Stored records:
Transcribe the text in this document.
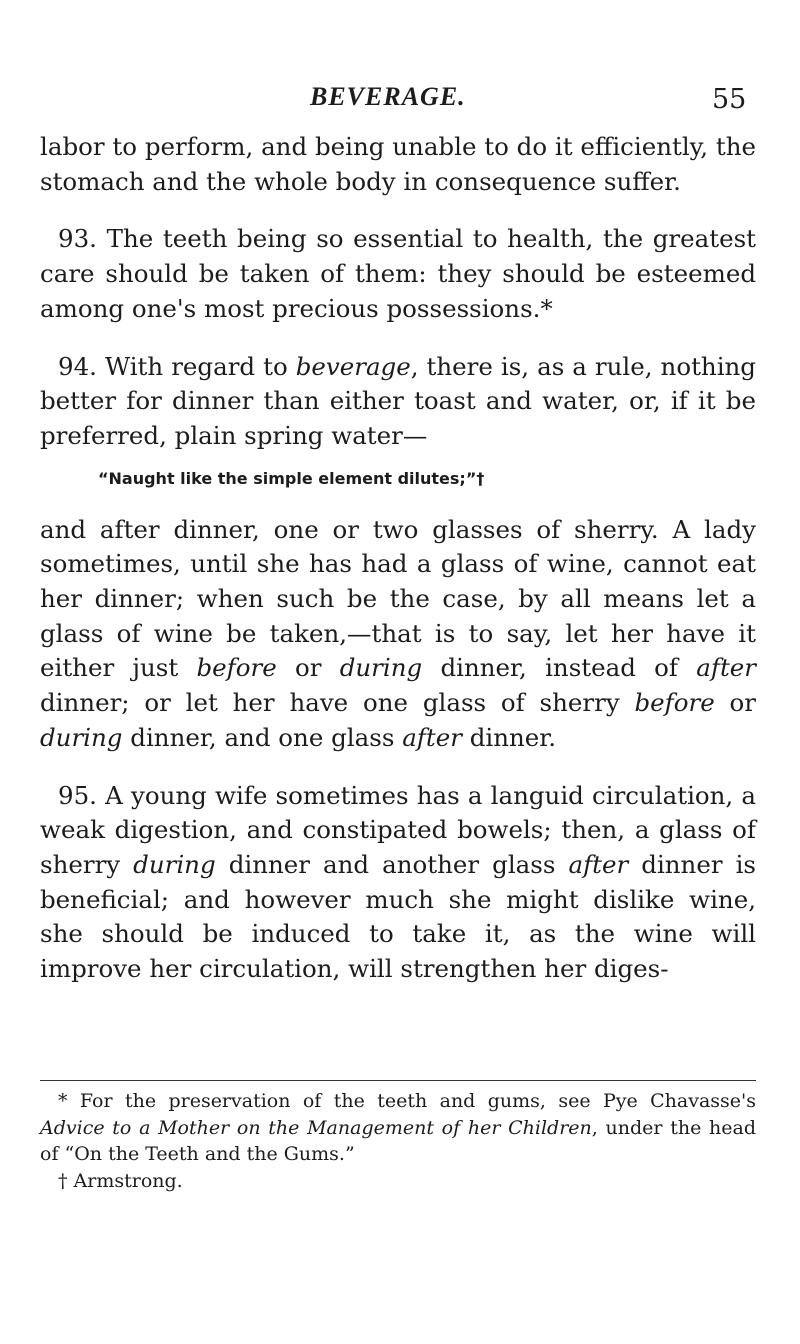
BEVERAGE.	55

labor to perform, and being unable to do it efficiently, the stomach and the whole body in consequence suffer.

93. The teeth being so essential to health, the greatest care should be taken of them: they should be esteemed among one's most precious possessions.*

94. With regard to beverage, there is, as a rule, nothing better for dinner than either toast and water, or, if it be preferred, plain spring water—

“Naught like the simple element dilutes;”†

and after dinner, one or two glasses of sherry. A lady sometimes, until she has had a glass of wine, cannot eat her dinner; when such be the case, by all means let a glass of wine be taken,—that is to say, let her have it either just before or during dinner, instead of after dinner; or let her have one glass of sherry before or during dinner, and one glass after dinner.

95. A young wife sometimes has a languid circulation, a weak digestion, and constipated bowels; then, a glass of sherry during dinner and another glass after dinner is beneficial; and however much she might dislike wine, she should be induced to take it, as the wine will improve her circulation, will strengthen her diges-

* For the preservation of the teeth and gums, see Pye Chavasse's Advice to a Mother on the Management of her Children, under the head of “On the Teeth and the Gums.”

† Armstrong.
...
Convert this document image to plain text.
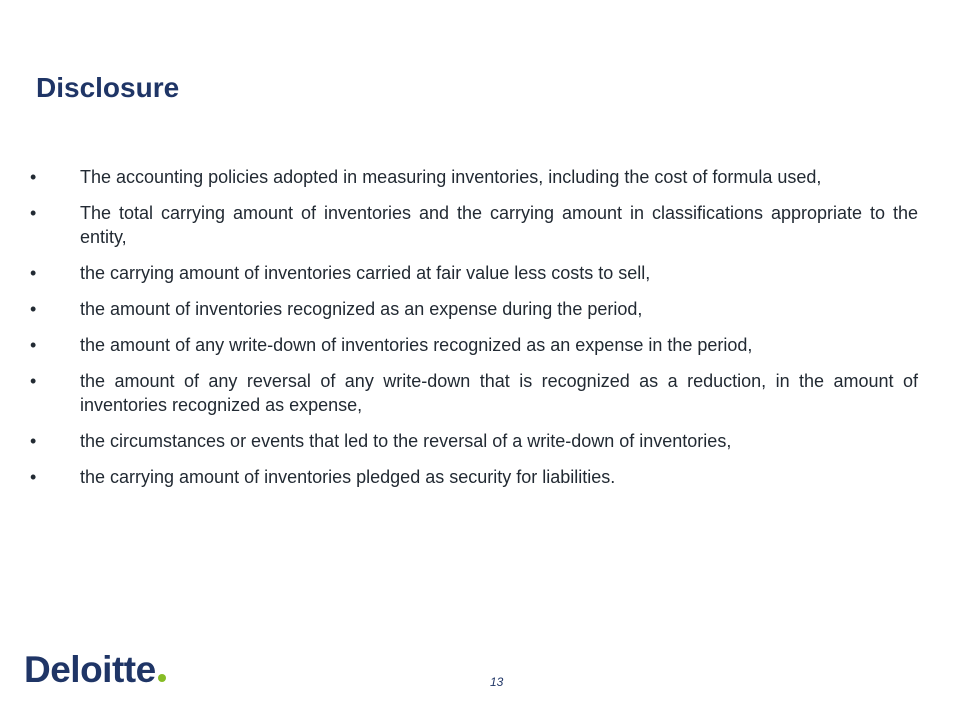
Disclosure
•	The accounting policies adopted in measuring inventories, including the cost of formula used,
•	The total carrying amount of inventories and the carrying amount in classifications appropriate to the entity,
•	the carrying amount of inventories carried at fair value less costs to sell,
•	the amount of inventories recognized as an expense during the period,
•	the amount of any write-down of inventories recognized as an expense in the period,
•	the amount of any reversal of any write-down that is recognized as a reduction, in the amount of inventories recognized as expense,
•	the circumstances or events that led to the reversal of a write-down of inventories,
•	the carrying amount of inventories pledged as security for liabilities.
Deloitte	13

→ WORK INSTRUCTIONS: Show the lines of the material that contain the word "this".

→ TASK OUTPUT:
Transcribe the text in this document.
Convert this document image to plain text.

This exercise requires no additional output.